> **Document segment**:
▼
Although the rolling of a steel ball and the deflection of the TV picture clearly seemed to us evidence of paranormal activity, they fell into a general category of funny things that happened in the laboratory, rather than into the much preferred category of controlled experiments.

The basic problem is perhaps best illustrated by the following example. The task was to deflect a compass needle, which indeed Geller did. Before and after the experiment he was gone over with a magnetometer probe, and his hands were continuously filmed from above and below as he worked over a compass resting on a special glass-topped experimental table. As a result of these precautions we were certain there were no obvious pieces of metal or magnets in his possession. However, according to our protocol, if we could in any way debunk the experiment and produce the effect by other means, then that experiment was considered null and void even if there were no indications that anything untoward had happened. In this case, we found later that these types of deflections could be produced by a small piece of metal, so small in fact that it could not be detected by the magnetometer. Therefore, even though we had no evidence of this, we still considered the experiment inconclusive and an unsatisfactory type of experiment altogether.

The line we are drawing is one that gives us no pleasure, and it provides a lot of discomfort. It is our impression that Uri possibly did perform a number of genuine psychokinetic feats in the laboratory, but in the world of science no one at all cares what we think possibly may have happened. “Possibly” is not good enough. And it never happened under good experimental conditions.

For that reason, we continued to look for an area in which Geller felt he had ability, and in which we felt that a systematic investigation could be carried out. The eventual answer came through our looking at Geller’s most pervasive ability – telepathy.

We had satisfied ourselves that Geller had a good functioning telepathic ability. Our job was to conduct experiments in such a manner that we could learn something about the information rate, or about how much detail he could pick up, and how fast. A more important consideration, of course, was that the experiments be carried out under thoroughly controlled laboratory conditions.

The first requirement for having a well-controlled experiment was to get Uri out of the way. To accomplish this we made use of a special isolation chamber in another building at SRI. The room was designed for recording brain waves and was ideally suited as a temporary home for our charismatic subject fitted as it was with a comfortable reclining chair. The double walls were made of metal separated from each other by four inches of acoustic insulation which provided electrical shielding and soundproofing. The room also had an inner and an outer door, both of which fastened with a type of locking mechanism found on large walk-in refrigerators. The object was to have Uri safely, tucked away inside with a pencil and paper while we (In another room) made drawings for him to receive telepathically and reproduce. The shielded room is shown below.

The formal protocol for these experiments is very simple to describe. First, since even the best shielded room will pass electromagnetic waves at extremely low and extremely high frequencies, and recalling Puharich’s expertise in microminiature electronics, we permitted no one in the target area so as to eliminate the possibility of a confederate radioing information. In particular, Uri’s friend Shipi was never in a position to observe the target picture before or during an experiment. Second, silence was maintained in the target area so that even if all the rooms had been bugged, there would have been nothing to overhear.
▲
> **Data section**:
▼
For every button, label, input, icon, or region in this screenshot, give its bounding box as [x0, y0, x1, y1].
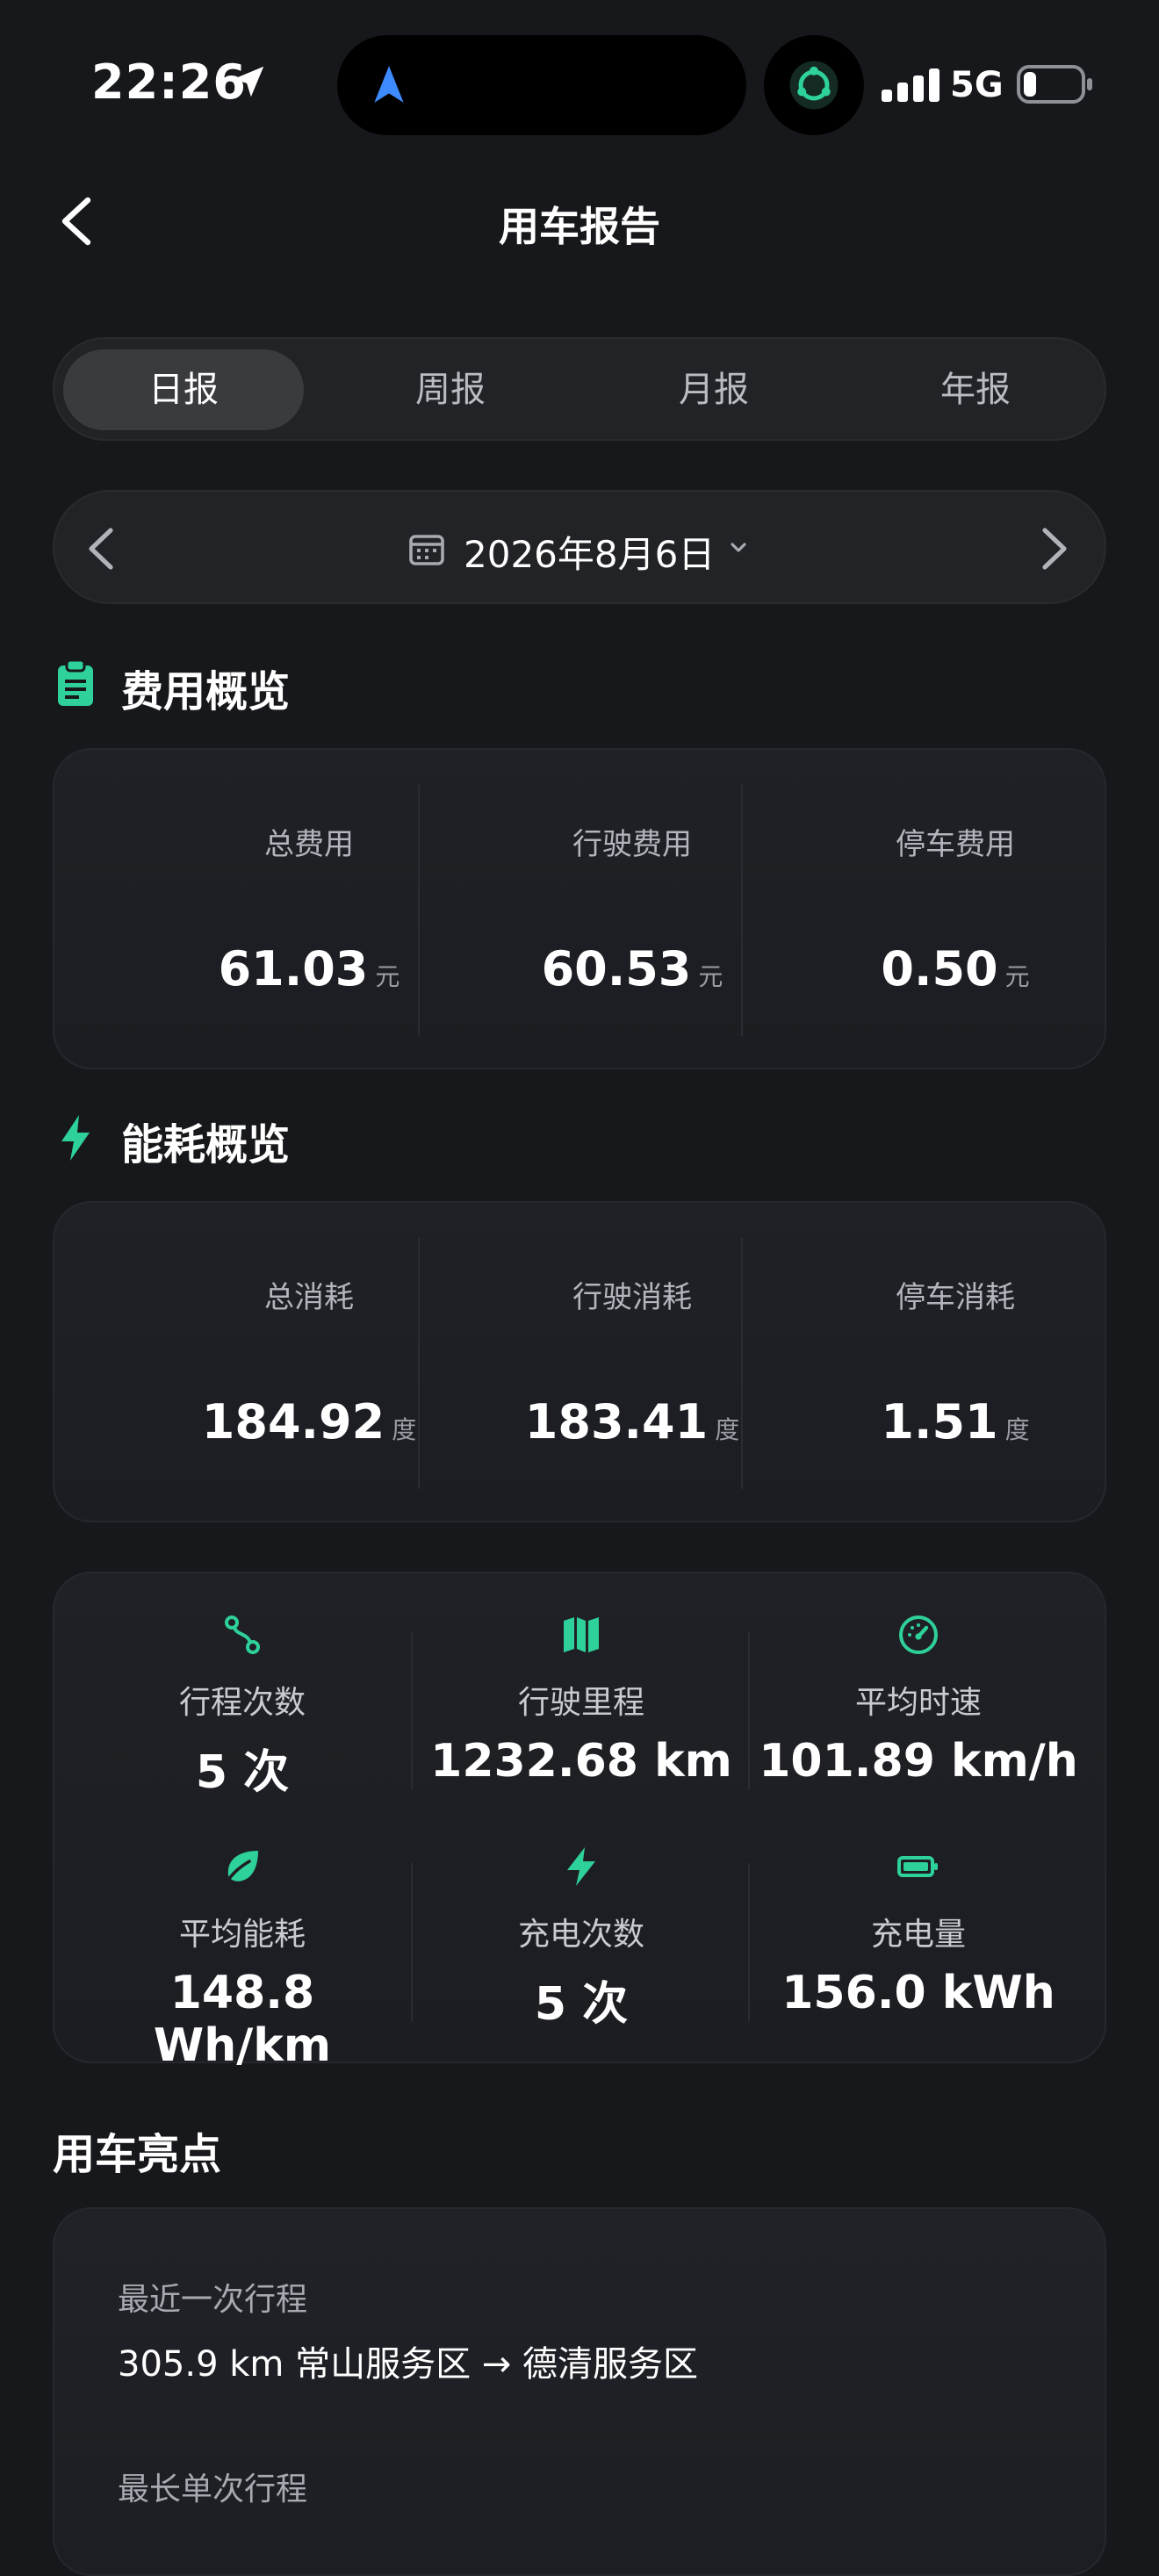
average-consumption-label: 平均能耗 — [178, 1917, 306, 1953]
energy-overview-title: 能耗概览 — [121, 1120, 291, 1169]
longest-trip-label: 最长单次行程 — [118, 2472, 308, 2508]
signal-icon — [882, 68, 939, 102]
total-consumption-value: 184.92 度 — [201, 1394, 417, 1450]
divider — [741, 1238, 743, 1489]
map-icon — [564, 1617, 599, 1652]
average-speed-label: 平均时速 — [854, 1685, 982, 1721]
cost-overview-title: 费用概览 — [121, 667, 291, 716]
network-label: 5G — [950, 65, 1004, 105]
leaf-icon — [225, 1851, 258, 1884]
average-consumption-value: 148.8 Wh/km — [153, 1967, 332, 2072]
charged-energy-value: 156.0 kWh — [781, 1967, 1055, 2019]
trip-count-label: 行程次数 — [178, 1685, 306, 1721]
selected-date[interactable]: 2026年8月6日 — [464, 525, 715, 579]
latest-trip-value[interactable]: 305.9 km 常山服务区 → 德清服务区 — [118, 2335, 698, 2386]
charge-count-value: 5 次 — [534, 1978, 629, 2031]
report-period-tabs: 日报 周报 月报 年报 — [53, 337, 1106, 441]
divider — [741, 785, 743, 1036]
bolt-icon — [567, 1847, 595, 1886]
total-cost-value: 61.03 元 — [218, 941, 400, 997]
divider — [418, 1238, 420, 1489]
driving-cost-label: 行驶费用 — [572, 827, 692, 862]
battery-icon — [1017, 65, 1092, 104]
next-date-button[interactable] — [1036, 527, 1071, 571]
mileage-label: 行驶里程 — [517, 1685, 644, 1721]
navigation-arrow-icon — [374, 66, 404, 103]
latest-trip-label: 最近一次行程 — [118, 2282, 308, 2318]
energy-overview-card: 总消耗 184.92 度 行驶消耗 183.41 度 停车消耗 1.51 度 — [53, 1201, 1106, 1522]
parking-cost-label: 停车费用 — [896, 827, 1015, 862]
tab-monthly[interactable]: 月报 — [594, 349, 834, 430]
battery-icon — [897, 1856, 938, 1877]
location-arrow-icon — [233, 66, 264, 97]
previous-date-button[interactable] — [84, 527, 119, 571]
trip-count-value: 5 次 — [195, 1746, 290, 1799]
tab-weekly[interactable]: 周报 — [330, 349, 571, 430]
speedometer-icon — [899, 1615, 938, 1654]
charged-energy-label: 充电量 — [870, 1917, 966, 1953]
average-speed-value: 101.89 km/h — [759, 1735, 1078, 1788]
parking-cost-value: 0.50 元 — [881, 941, 1030, 997]
mileage-value: 1232.68 km — [430, 1735, 732, 1788]
divider — [418, 785, 420, 1036]
total-cost-label: 总费用 — [264, 827, 354, 862]
parking-consumption-label: 停车消耗 — [896, 1280, 1015, 1315]
chevron-down-icon[interactable] — [729, 539, 748, 557]
clipboard-icon — [58, 658, 93, 706]
driving-consumption-label: 行驶消耗 — [572, 1280, 692, 1315]
highlights-card: 最近一次行程 305.9 km 常山服务区 → 德清服务区 最长单次行程 — [53, 2207, 1106, 2576]
calendar-icon — [409, 535, 444, 565]
bolt-icon — [61, 1115, 90, 1161]
driving-cost-value: 60.53 元 — [541, 941, 723, 997]
status-time: 22:26 — [91, 54, 247, 110]
parking-consumption-value: 1.51 度 — [881, 1394, 1030, 1450]
tab-daily[interactable]: 日报 — [63, 349, 304, 430]
app-activity-icon — [789, 61, 839, 110]
cost-overview-card: 总费用 61.03 元 行驶费用 60.53 元 停车费用 0.50 元 — [53, 748, 1106, 1069]
page-title: 用车报告 — [499, 203, 660, 250]
tab-yearly[interactable]: 年报 — [855, 349, 1096, 430]
route-icon — [225, 1615, 260, 1654]
driving-consumption-value: 183.41 度 — [524, 1394, 740, 1450]
trip-metrics-card: 行程次数 5 次 行驶里程 1232.68 km 平均时速 101.89 km/… — [53, 1572, 1106, 2072]
charge-count-label: 充电次数 — [517, 1917, 644, 1953]
highlights-title: 用车亮点 — [53, 2130, 222, 2179]
total-consumption-label: 总消耗 — [264, 1280, 354, 1315]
▲
> **Exercise instructions**:
1. Rewrite the account of the Geller experiments between "For that reason, we" and "ability – telepathy.", inclusive, and replace "systematic investigation" with "methodical study".
2. Pick up the account of the Geller experiments after its last sentence and keep writing.

> **Outputs in order**:
1.
For that reason, we continued to look for an area in which Geller felt he had ability, and in which we felt that a methodical study could be carried out. The eventual answer came through our looking at Geller’s most pervasive ability – telepathy.

2.
The authors had the assistance of doctoral candidate Jean Mayo in several of the experiments because of her ability as a professional artist. The experiments were conducted as follows: Uri was locked in the shielded room while one of the experimenters watched the door on the outside. The other two experimenters would then go to a large 1,700-page college dictionary and choose a page by inserting a file card at random. The dictionary would then be opened and the first item in the first column that could be drawn was selected as the target picture.

If, for instance, the dictionary was opened to “taciturn,” it would not be possible to draw this adjective. However, the next entry on the page would be “tack,” and this object could be drawn. When we finally published the results of these experiments in Nature,1 some referees felt that this method of target selection might not be sufficiently random, a spurious argument in our estimation. Here we will merely describe some of these individual drawings to give a feeling of how the experiments were conducted.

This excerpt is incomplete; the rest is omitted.